## [TASK DESCRIPTION]
Restate the entries below word for word, omitting nothing.
- - -
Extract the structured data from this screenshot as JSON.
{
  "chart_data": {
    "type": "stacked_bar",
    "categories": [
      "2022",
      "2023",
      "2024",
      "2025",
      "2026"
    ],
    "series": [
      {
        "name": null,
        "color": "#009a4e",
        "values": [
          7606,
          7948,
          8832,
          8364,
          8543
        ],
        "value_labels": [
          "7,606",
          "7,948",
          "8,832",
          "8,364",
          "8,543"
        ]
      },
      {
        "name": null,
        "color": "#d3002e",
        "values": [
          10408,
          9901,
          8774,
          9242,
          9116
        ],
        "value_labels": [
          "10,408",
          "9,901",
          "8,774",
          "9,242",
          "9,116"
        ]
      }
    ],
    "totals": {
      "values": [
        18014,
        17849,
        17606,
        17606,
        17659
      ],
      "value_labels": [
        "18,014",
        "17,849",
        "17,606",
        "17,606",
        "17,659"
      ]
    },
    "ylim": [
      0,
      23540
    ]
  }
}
- - -
## [REPLY]
Extract the structured data from this screenshot as JSON.
{
  "chart_data": {
    "type": "stacked_bar",
    "categories": [
      "2022",
      "2023",
      "2024",
      "2025",
      "2026"
    ],
    "series": [
      {
        "name": null,
        "color": "#009a4e",
        "values": [
          7606,
          7948,
          8832,
          8364,
          8543
        ],
        "value_labels": [
          "7,606",
          "7,948",
          "8,832",
          "8,364",
          "8,543"
        ]
      },
      {
        "name": null,
        "color": "#d3002e",
        "values": [
          10408,
          9901,
          8774,
          9242,
          9116
        ],
        "value_labels": [
          "10,408",
          "9,901",
          "8,774",
          "9,242",
          "9,116"
        ]
      }
    ],
    "totals": {
      "values": [
        18014,
        17849,
        17606,
        17606,
        17659
      ],
      "value_labels": [
        "18,014",
        "17,849",
        "17,606",
        "17,606",
        "17,659"
      ]
    },
    "ylim": [
      0,
      23540
    ]
  }
}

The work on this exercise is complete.